Return each entry exactly, omitting nothing.

-- Task input follows --

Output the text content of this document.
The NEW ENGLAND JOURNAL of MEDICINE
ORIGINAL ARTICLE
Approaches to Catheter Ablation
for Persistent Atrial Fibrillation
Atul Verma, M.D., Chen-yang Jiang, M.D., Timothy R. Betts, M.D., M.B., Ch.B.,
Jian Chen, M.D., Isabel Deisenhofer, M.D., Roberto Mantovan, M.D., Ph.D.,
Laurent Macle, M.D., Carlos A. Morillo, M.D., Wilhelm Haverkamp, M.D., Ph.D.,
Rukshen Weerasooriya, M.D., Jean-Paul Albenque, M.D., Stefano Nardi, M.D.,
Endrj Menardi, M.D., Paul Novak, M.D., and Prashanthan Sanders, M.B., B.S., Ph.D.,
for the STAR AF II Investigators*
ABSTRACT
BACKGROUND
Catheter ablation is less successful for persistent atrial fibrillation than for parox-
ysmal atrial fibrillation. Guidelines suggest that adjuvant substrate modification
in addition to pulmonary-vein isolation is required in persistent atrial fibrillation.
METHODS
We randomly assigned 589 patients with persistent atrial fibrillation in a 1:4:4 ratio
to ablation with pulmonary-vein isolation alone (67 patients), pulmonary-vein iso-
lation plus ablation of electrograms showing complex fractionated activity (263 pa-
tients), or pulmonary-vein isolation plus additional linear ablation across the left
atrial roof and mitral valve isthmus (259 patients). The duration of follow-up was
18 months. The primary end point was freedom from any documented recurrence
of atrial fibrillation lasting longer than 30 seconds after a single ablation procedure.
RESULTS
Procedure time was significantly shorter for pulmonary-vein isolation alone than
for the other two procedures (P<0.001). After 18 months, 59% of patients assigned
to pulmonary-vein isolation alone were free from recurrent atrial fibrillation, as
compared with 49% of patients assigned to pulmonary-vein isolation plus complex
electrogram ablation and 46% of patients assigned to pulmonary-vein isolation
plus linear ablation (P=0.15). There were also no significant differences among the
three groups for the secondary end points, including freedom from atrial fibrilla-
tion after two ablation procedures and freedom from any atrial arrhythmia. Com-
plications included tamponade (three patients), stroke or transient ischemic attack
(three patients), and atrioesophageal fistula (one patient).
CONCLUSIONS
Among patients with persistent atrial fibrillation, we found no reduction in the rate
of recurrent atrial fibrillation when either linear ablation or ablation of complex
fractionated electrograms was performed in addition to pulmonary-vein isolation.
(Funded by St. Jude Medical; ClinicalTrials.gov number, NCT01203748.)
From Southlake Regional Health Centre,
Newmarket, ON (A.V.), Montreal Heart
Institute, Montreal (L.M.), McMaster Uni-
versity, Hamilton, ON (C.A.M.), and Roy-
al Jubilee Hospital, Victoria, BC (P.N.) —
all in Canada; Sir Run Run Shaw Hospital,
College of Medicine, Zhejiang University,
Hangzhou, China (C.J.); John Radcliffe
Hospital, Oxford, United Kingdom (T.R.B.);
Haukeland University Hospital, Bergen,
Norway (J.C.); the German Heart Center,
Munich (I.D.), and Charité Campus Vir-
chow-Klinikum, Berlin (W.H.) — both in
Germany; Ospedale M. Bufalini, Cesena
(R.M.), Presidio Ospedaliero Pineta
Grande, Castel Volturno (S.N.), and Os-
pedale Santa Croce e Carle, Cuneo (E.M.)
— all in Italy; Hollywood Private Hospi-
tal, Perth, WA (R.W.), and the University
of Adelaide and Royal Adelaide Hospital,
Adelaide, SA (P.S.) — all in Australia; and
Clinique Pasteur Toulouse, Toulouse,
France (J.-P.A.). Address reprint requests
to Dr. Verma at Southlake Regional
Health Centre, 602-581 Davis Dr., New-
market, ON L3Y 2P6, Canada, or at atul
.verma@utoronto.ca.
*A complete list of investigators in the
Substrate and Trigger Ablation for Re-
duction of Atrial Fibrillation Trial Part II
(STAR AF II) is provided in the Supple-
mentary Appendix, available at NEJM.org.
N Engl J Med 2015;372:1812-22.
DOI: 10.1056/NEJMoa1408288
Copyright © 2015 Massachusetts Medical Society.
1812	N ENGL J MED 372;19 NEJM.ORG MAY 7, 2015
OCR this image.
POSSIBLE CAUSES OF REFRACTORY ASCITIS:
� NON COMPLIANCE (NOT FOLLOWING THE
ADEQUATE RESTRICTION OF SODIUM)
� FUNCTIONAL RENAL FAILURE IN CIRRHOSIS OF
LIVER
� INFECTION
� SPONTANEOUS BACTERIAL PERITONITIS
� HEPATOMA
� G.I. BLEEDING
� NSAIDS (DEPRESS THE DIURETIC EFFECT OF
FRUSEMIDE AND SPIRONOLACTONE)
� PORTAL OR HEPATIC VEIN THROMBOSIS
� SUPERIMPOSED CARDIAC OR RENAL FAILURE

-- Task input concluded --

The completed task
Output the text content of this document.
The NEW ENGLAND JOURNAL of MEDICINE
ORIGINAL ARTICLE
Approaches to Catheter Ablation
for Persistent Atrial Fibrillation
Atul Verma, M.D., Chen-yang Jiang, M.D., Timothy R. Betts, M.D., M.B., Ch.B.,
Jian Chen, M.D., Isabel Deisenhofer, M.D., Roberto Mantovan, M.D., Ph.D.,
Laurent Macle, M.D., Carlos A. Morillo, M.D., Wilhelm Haverkamp, M.D., Ph.D.,
Rukshen Weerasooriya, M.D., Jean-Paul Albenque, M.D., Stefano Nardi, M.D.,
Endrj Menardi, M.D., Paul Novak, M.D., and Prashanthan Sanders, M.B., B.S., Ph.D.,
for the STAR AF II Investigators*
ABSTRACT
BACKGROUND
Catheter ablation is less successful for persistent atrial fibrillation than for parox-
ysmal atrial fibrillation. Guidelines suggest that adjuvant substrate modification
in addition to pulmonary-vein isolation is required in persistent atrial fibrillation.
METHODS
We randomly assigned 589 patients with persistent atrial fibrillation in a 1:4:4 ratio
to ablation with pulmonary-vein isolation alone (67 patients), pulmonary-vein iso-
lation plus ablation of electrograms showing complex fractionated activity (263 pa-
tients), or pulmonary-vein isolation plus additional linear ablation across the left
atrial roof and mitral valve isthmus (259 patients). The duration of follow-up was
18 months. The primary end point was freedom from any documented recurrence
of atrial fibrillation lasting longer than 30 seconds after a single ablation procedure.
RESULTS
Procedure time was significantly shorter for pulmonary-vein isolation alone than
for the other two procedures (P<0.001). After 18 months, 59% of patients assigned
to pulmonary-vein isolation alone were free from recurrent atrial fibrillation, as
compared with 49% of patients assigned to pulmonary-vein isolation plus complex
electrogram ablation and 46% of patients assigned to pulmonary-vein isolation
plus linear ablation (P=0.15). There were also no significant differences among the
three groups for the secondary end points, including freedom from atrial fibrilla-
tion after two ablation procedures and freedom from any atrial arrhythmia. Com-
plications included tamponade (three patients), stroke or transient ischemic attack
(three patients), and atrioesophageal fistula (one patient).
CONCLUSIONS
Among patients with persistent atrial fibrillation, we found no reduction in the rate
of recurrent atrial fibrillation when either linear ablation or ablation of complex
fractionated electrograms was performed in addition to pulmonary-vein isolation.
(Funded by St. Jude Medical; ClinicalTrials.gov number, NCT01203748.)
From Southlake Regional Health Centre,
Newmarket, ON (A.V.), Montreal Heart
Institute, Montreal (L.M.), McMaster Uni-
versity, Hamilton, ON (C.A.M.), and Roy-
al Jubilee Hospital, Victoria, BC (P.N.) —
all in Canada; Sir Run Run Shaw Hospital,
College of Medicine, Zhejiang University,
Hangzhou, China (C.J.); John Radcliffe
Hospital, Oxford, United Kingdom (T.R.B.);
Haukeland University Hospital, Bergen,
Norway (J.C.); the German Heart Center,
Munich (I.D.), and Charité Campus Vir-
chow-Klinikum, Berlin (W.H.) — both in
Germany; Ospedale M. Bufalini, Cesena
(R.M.), Presidio Ospedaliero Pineta
Grande, Castel Volturno (S.N.), and Os-
pedale Santa Croce e Carle, Cuneo (E.M.)
— all in Italy; Hollywood Private Hospi-
tal, Perth, WA (R.W.), and the University
of Adelaide and Royal Adelaide Hospital,
Adelaide, SA (P.S.) — all in Australia; and
Clinique Pasteur Toulouse, Toulouse,
France (J.-P.A.). Address reprint requests
to Dr. Verma at Southlake Regional
Health Centre, 602-581 Davis Dr., New-
market, ON L3Y 2P6, Canada, or at atul
.verma@utoronto.ca.
*A complete list of investigators in the
Substrate and Trigger Ablation for Re-
duction of Atrial Fibrillation Trial Part II
(STAR AF II) is provided in the Supple-
mentary Appendix, available at NEJM.org.
N Engl J Med 2015;372:1812-22.
DOI: 10.1056/NEJMoa1408288
Copyright © 2015 Massachusetts Medical Society.
1812	N ENGL J MED 372;19 NEJM.ORG MAY 7, 2015
OCR this image.
POSSIBLE CAUSES OF REFRACTORY ASCITIS:
� NON COMPLIANCE (NOT FOLLOWING THE
ADEQUATE RESTRICTION OF SODIUM)
� FUNCTIONAL RENAL FAILURE IN CIRRHOSIS OF
LIVER
� INFECTION
� SPONTANEOUS BACTERIAL PERITONITIS
� HEPATOMA
� G.I. BLEEDING
� NSAIDS (DEPRESS THE DIURETIC EFFECT OF
FRUSEMIDE AND SPIRONOLACTONE)
� PORTAL OR HEPATIC VEIN THROMBOSIS
� SUPERIMPOSED CARDIAC OR RENAL FAILURE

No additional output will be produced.